Saved data entries:
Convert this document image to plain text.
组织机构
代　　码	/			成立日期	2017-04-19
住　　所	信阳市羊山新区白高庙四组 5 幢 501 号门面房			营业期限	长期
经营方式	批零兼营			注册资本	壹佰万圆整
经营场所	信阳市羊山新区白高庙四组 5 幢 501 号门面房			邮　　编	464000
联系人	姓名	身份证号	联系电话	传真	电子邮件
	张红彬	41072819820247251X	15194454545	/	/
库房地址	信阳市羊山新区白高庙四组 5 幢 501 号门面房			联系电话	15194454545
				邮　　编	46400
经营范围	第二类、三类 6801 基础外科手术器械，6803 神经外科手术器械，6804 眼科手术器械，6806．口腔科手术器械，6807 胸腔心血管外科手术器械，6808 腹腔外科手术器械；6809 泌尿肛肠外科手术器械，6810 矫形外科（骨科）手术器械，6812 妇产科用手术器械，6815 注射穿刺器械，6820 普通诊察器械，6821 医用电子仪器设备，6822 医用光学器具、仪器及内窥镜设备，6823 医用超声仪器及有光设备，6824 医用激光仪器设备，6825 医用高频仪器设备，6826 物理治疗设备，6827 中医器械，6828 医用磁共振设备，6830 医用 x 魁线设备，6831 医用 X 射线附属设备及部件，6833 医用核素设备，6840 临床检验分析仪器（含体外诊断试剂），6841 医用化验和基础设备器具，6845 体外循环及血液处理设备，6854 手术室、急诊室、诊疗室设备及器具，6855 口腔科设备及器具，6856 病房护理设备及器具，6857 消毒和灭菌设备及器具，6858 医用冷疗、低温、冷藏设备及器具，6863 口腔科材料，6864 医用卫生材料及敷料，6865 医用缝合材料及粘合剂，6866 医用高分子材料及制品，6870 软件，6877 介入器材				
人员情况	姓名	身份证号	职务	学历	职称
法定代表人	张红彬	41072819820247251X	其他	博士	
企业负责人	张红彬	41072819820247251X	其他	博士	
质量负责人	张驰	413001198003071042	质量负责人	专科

* [Your goal]: Each record above should be output again exactly.

* [Output below]:
Convert this document image to plain text.
组织机构
代　　码	/			成立日期	2017-04-19
住　　所	信阳市羊山新区白高庙四组 5 幢 501 号门面房			营业期限	长期
经营方式	批零兼营			注册资本	壹佰万圆整
经营场所	信阳市羊山新区白高庙四组 5 幢 501 号门面房			邮　　编	464000
联系人	姓名	身份证号	联系电话	传真	电子邮件
	张红彬	41072819820247251X	15194454545	/	/
库房地址	信阳市羊山新区白高庙四组 5 幢 501 号门面房			联系电话	15194454545
				邮　　编	46400
经营范围	第二类、三类 6801 基础外科手术器械，6803 神经外科手术器械，6804 眼科手术器械，6806．口腔科手术器械，6807 胸腔心血管外科手术器械，6808 腹腔外科手术器械；6809 泌尿肛肠外科手术器械，6810 矫形外科（骨科）手术器械，6812 妇产科用手术器械，6815 注射穿刺器械，6820 普通诊察器械，6821 医用电子仪器设备，6822 医用光学器具、仪器及内窥镜设备，6823 医用超声仪器及有光设备，6824 医用激光仪器设备，6825 医用高频仪器设备，6826 物理治疗设备，6827 中医器械，6828 医用磁共振设备，6830 医用 x 魁线设备，6831 医用 X 射线附属设备及部件，6833 医用核素设备，6840 临床检验分析仪器（含体外诊断试剂），6841 医用化验和基础设备器具，6845 体外循环及血液处理设备，6854 手术室、急诊室、诊疗室设备及器具，6855 口腔科设备及器具，6856 病房护理设备及器具，6857 消毒和灭菌设备及器具，6858 医用冷疗、低温、冷藏设备及器具，6863 口腔科材料，6864 医用卫生材料及敷料，6865 医用缝合材料及粘合剂，6866 医用高分子材料及制品，6870 软件，6877 介入器材				
人员情况	姓名	身份证号	职务	学历	职称
法定代表人	张红彬	41072819820247251X	其他	博士	
企业负责人	张红彬	41072819820247251X	其他	博士	
质量负责人	张驰	413001198003071042	质量负责人	专科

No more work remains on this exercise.